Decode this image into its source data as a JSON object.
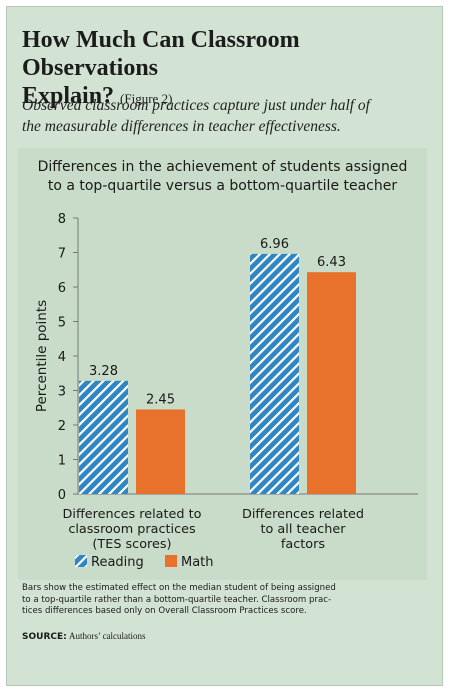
{
  "title": {
    "main": "How Much Can Classroom Observations",
    "line2": "Explain?",
    "figure": "(Figure 2)"
  },
  "subtitle": {
    "line1": "Observed classroom practices capture just under half of",
    "line2": "the measurable differences in teacher effectiveness."
  },
  "colors": {
    "reading": "#2f86c3",
    "math": "#e8722c",
    "panel": "#d3e3d3",
    "chart_bg": "#c8dcc9"
  },
  "chart_data": {
    "type": "bar",
    "title_lines": [
      "Differences in the achievement of students assigned",
      "to a top-quartile versus a bottom-quartile teacher"
    ],
    "ylabel": "Percentile points",
    "ylim": [
      0,
      8
    ],
    "yticks": [
      0,
      1,
      2,
      3,
      4,
      5,
      6,
      7,
      8
    ],
    "categories": [
      [
        "Differences related to",
        "classroom practices",
        "(TES scores)"
      ],
      [
        "Differences related",
        "to all teacher",
        "factors"
      ]
    ],
    "series": [
      {
        "name": "Reading",
        "values": [
          3.28,
          6.96
        ],
        "labels": [
          "3.28",
          "6.96"
        ],
        "pattern": "diagonal-stripes"
      },
      {
        "name": "Math",
        "values": [
          2.45,
          6.43
        ],
        "labels": [
          "2.45",
          "6.43"
        ],
        "pattern": "solid"
      }
    ],
    "legend_position": "bottom-left"
  },
  "note": {
    "line1": "Bars show the estimated effect on the median student of being assigned",
    "line2": "to a top-quartile rather than a bottom-quartile teacher. Classroom prac-",
    "line3": "tices differences based only on Overall Classroom Practices score."
  },
  "source": {
    "label": "SOURCE:",
    "text": "Authors’ calculations"
  }
}
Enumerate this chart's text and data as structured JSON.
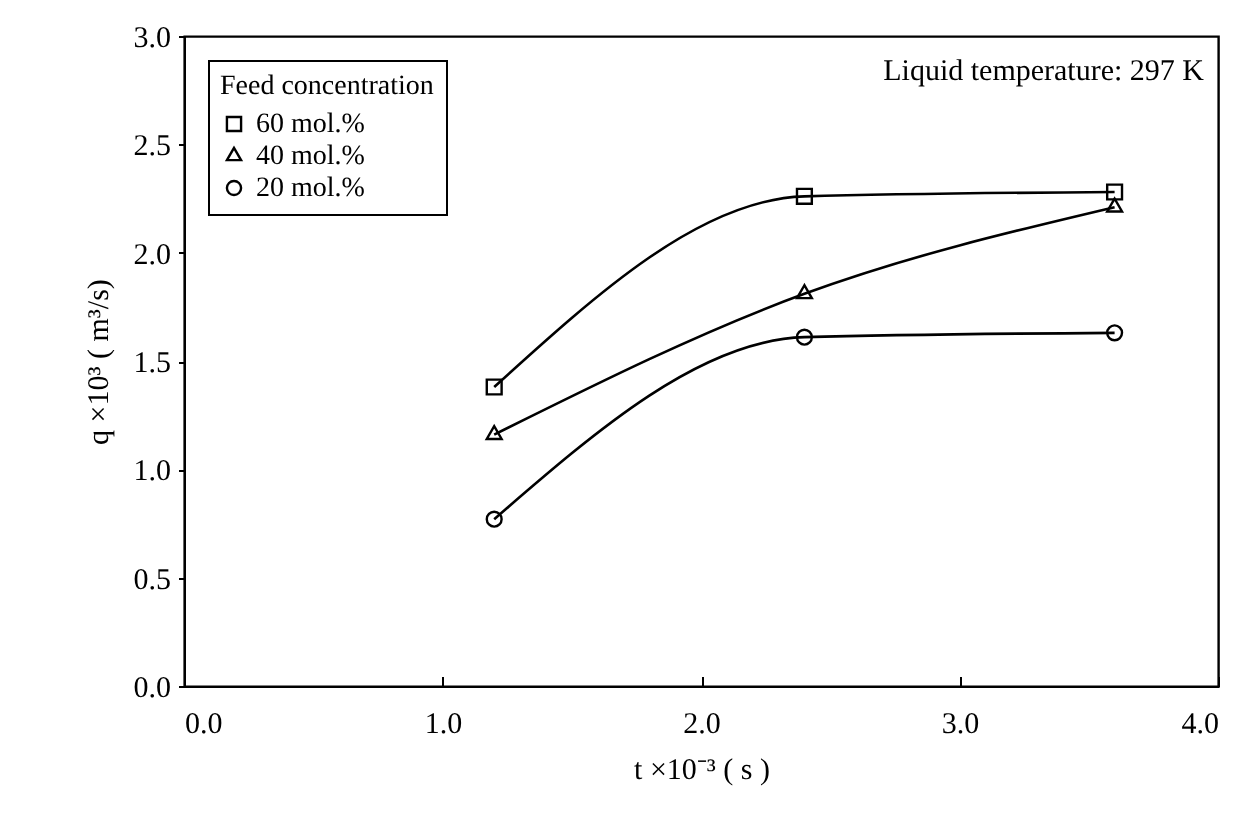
{
  "chart_data": {
    "type": "line",
    "xlabel": "t ×10⁻³ ( s )",
    "ylabel": "q ×10³ ( m³/s)",
    "legend_title": "Feed concentration",
    "annotations": [
      "Liquid temperature: 297 K"
    ],
    "x": [
      1.2,
      2.4,
      3.6
    ],
    "series": [
      {
        "name": "60 mol.%",
        "color": "#000000",
        "marker": "square",
        "values": [
          1.38,
          2.26,
          2.28
        ]
      },
      {
        "name": "40 mol.%",
        "color": "#000000",
        "marker": "triangle",
        "values": [
          1.16,
          1.81,
          2.21
        ]
      },
      {
        "name": "20 mol.%",
        "color": "#000000",
        "marker": "circle",
        "values": [
          0.77,
          1.61,
          1.63
        ]
      }
    ],
    "xlim": [
      0,
      4
    ],
    "xticks": [
      {
        "value": 0,
        "label": "0.0"
      },
      {
        "value": 1,
        "label": "1.0"
      },
      {
        "value": 2,
        "label": "2.0"
      },
      {
        "value": 3,
        "label": "3.0"
      },
      {
        "value": 4,
        "label": "4.0"
      }
    ],
    "ylim": [
      0,
      3
    ],
    "yticks": [
      {
        "value": 0,
        "label": "0.0"
      },
      0.5,
      {
        "value": 1,
        "label": "1.0"
      },
      1.5,
      {
        "value": 2,
        "label": "2.0"
      },
      2.5,
      {
        "value": 3,
        "label": "3.0"
      }
    ],
    "grid": false,
    "legend": "top left",
    "line_style": "solid"
  }
}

- _WRITTEN PROBLEM_:
Report the number of lines holding the string "JSON", without any other words.

- _TASK RESULT_:
2